(Do this):
Identify each line in the records below that contains the word "title", and copy it.

(Extracted data entries):
=====
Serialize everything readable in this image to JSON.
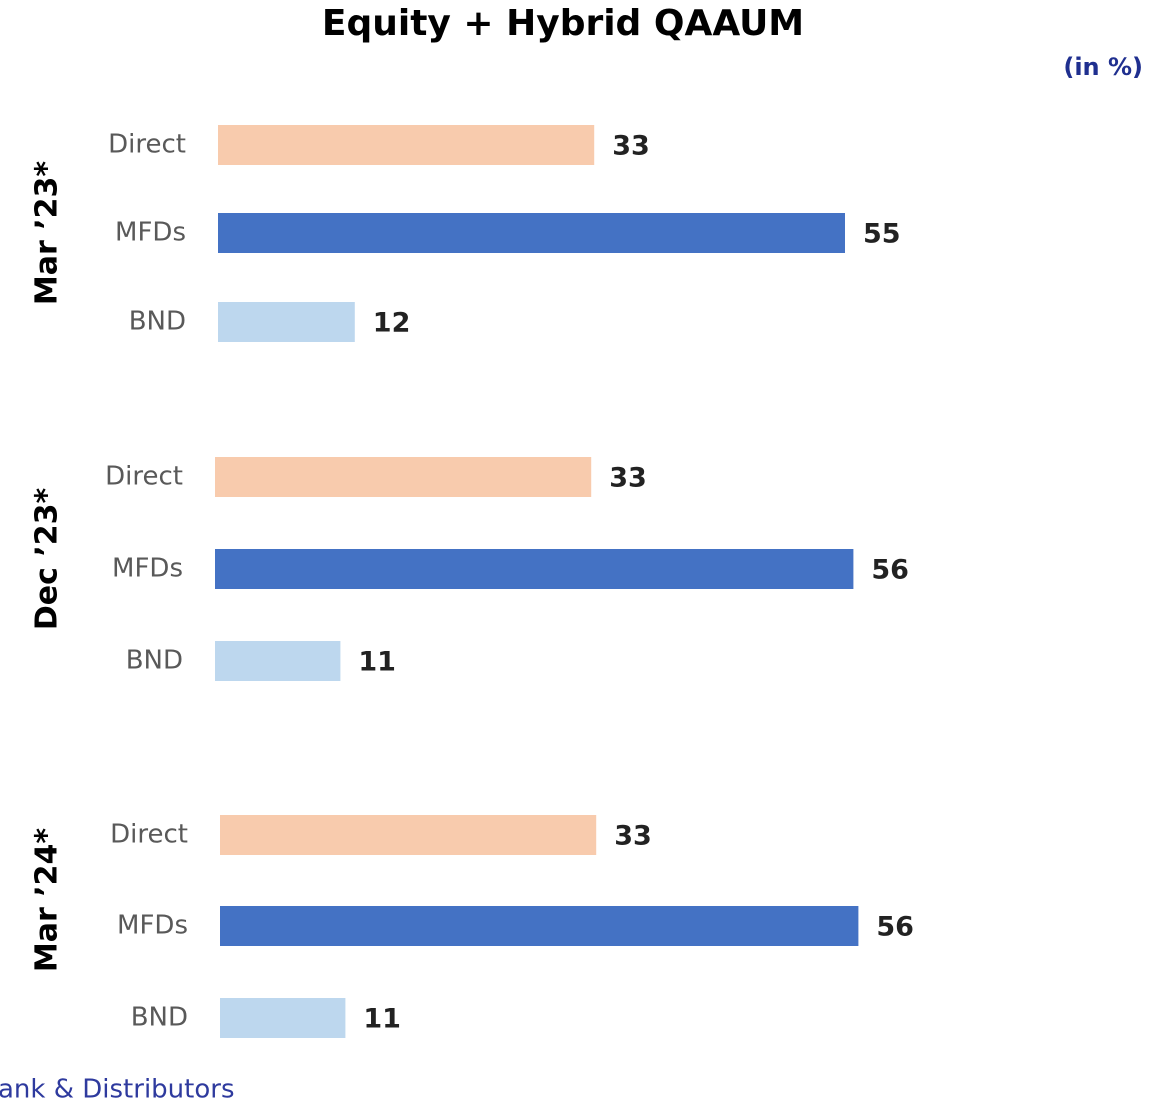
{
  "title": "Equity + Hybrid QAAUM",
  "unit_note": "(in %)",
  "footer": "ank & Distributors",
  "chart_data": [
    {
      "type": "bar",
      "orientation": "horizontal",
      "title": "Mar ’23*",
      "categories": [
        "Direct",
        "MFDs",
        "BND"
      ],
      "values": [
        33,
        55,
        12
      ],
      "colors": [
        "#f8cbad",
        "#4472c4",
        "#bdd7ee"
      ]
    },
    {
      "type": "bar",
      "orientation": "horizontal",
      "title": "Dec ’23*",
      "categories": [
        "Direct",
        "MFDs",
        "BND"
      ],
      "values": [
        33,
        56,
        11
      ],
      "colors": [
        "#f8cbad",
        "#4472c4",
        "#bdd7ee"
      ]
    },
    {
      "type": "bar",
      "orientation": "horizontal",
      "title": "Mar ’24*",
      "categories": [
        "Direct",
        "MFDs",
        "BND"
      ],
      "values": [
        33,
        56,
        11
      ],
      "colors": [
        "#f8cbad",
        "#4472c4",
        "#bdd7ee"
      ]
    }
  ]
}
=====
(Correct answer):
  "title": "Equity + Hybrid QAAUM",
      "title": "Mar ’23*",
      "title": "Dec ’23*",
      "title": "Mar ’24*",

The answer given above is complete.